**Exercise brief**
Transcribe the listing that follows in full, omitting pictures.

--- begin Records supplied ---

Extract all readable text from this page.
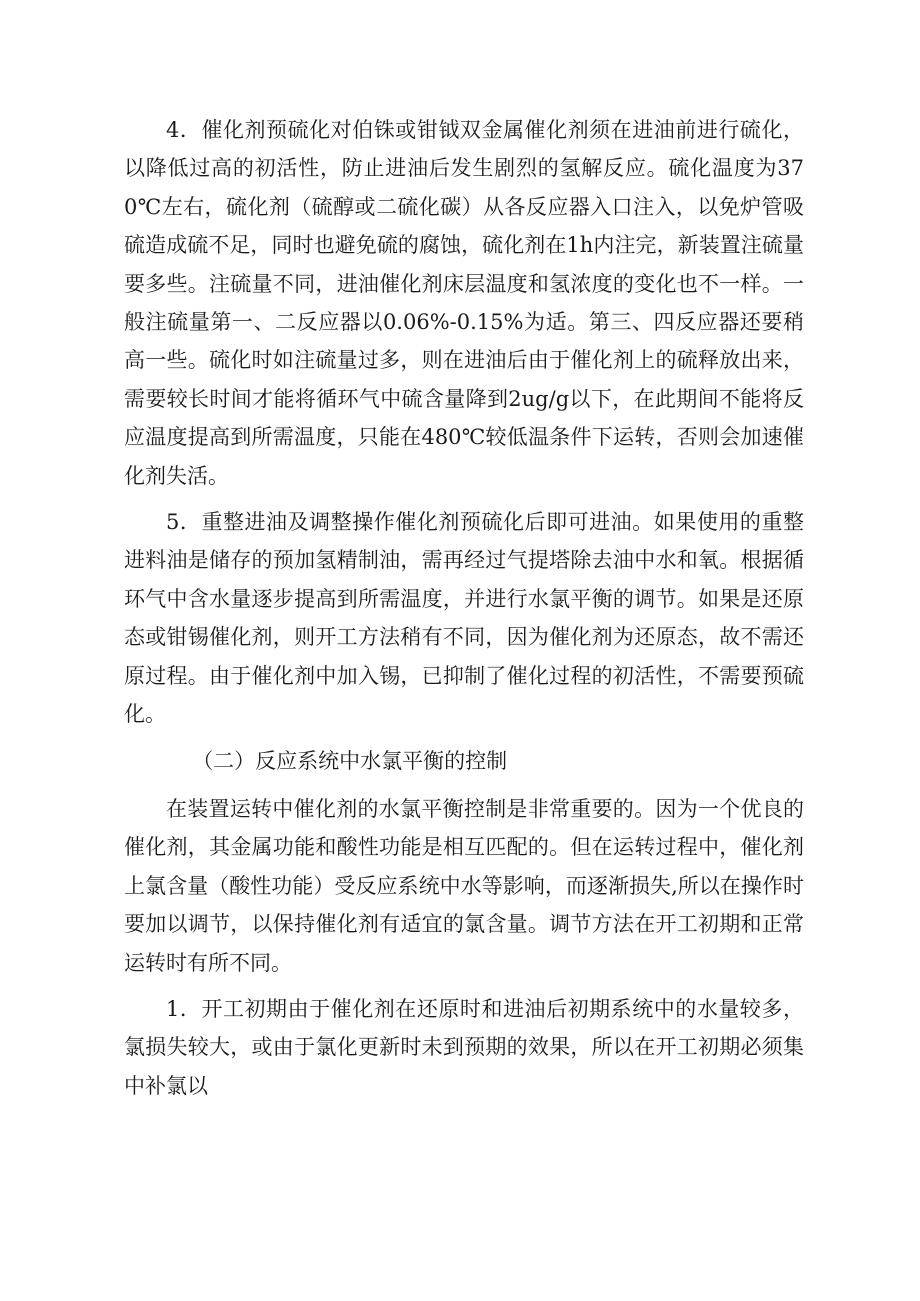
4．催化剂预硫化对伯铢或钳钺双金属催化剂须在进油前进行硫化，以降低过高的初活性，防止进油后发生剧烈的氢解反应。硫化温度为370℃左右，硫化剂（硫醇或二硫化碳）从各反应器入口注入，以免炉管吸硫造成硫不足，同时也避免硫的腐蚀，硫化剂在1h内注完，新装置注硫量要多些。注硫量不同，进油催化剂床层温度和氢浓度的变化也不一样。一般注硫量第一、二反应器以0.06%-0.15%为适。第三、四反应器还要稍高一些。硫化时如注硫量过多，则在进油后由于催化剂上的硫释放出来，需要较长时间才能将循环气中硫含量降到2ug/g以下，在此期间不能将反应温度提高到所需温度，只能在480℃较低温条件下运转，否则会加速催化剂失活。

5．重整进油及调整操作催化剂预硫化后即可进油。如果使用的重整进料油是储存的预加氢精制油，需再经过气提塔除去油中水和氧。根据循环气中含水量逐步提高到所需温度，并进行水氯平衡的调节。如果是还原态或钳锡催化剂，则开工方法稍有不同，因为催化剂为还原态，故不需还原过程。由于催化剂中加入锡，已抑制了催化过程的初活性，不需要预硫化。

（二）反应系统中水氯平衡的控制

在装置运转中催化剂的水氯平衡控制是非常重要的。因为一个优良的催化剂，其金属功能和酸性功能是相互匹配的。但在运转过程中，催化剂上氯含量（酸性功能）受反应系统中水等影响，而逐渐损失,所以在操作时要加以调节，以保持催化剂有适宜的氯含量。调节方法在开工初期和正常运转时有所不同。

1．开工初期由于催化剂在还原时和进油后初期系统中的水量较多，氯损失较大，或由于氯化更新时未到预期的效果，所以在开工初期必须集中补氯以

--- end Records supplied ---

**Task result**
Extract all readable text from this page.
4．催化剂预硫化对伯铢或钳钺双金属催化剂须在进油前进行硫化，以降低过高的初活性，防止进油后发生剧烈的氢解反应。硫化温度为370℃左右，硫化剂（硫醇或二硫化碳）从各反应器入口注入，以免炉管吸硫造成硫不足，同时也避免硫的腐蚀，硫化剂在1h内注完，新装置注硫量要多些。注硫量不同，进油催化剂床层温度和氢浓度的变化也不一样。一般注硫量第一、二反应器以0.06%-0.15%为适。第三、四反应器还要稍高一些。硫化时如注硫量过多，则在进油后由于催化剂上的硫释放出来，需要较长时间才能将循环气中硫含量降到2ug/g以下，在此期间不能将反应温度提高到所需温度，只能在480℃较低温条件下运转，否则会加速催化剂失活。

5．重整进油及调整操作催化剂预硫化后即可进油。如果使用的重整进料油是储存的预加氢精制油，需再经过气提塔除去油中水和氧。根据循环气中含水量逐步提高到所需温度，并进行水氯平衡的调节。如果是还原态或钳锡催化剂，则开工方法稍有不同，因为催化剂为还原态，故不需还原过程。由于催化剂中加入锡，已抑制了催化过程的初活性，不需要预硫化。

（二）反应系统中水氯平衡的控制

在装置运转中催化剂的水氯平衡控制是非常重要的。因为一个优良的催化剂，其金属功能和酸性功能是相互匹配的。但在运转过程中，催化剂上氯含量（酸性功能）受反应系统中水等影响，而逐渐损失,所以在操作时要加以调节，以保持催化剂有适宜的氯含量。调节方法在开工初期和正常运转时有所不同。

1．开工初期由于催化剂在还原时和进油后初期系统中的水量较多，氯损失较大，或由于氯化更新时未到预期的效果，所以在开工初期必须集中补氯以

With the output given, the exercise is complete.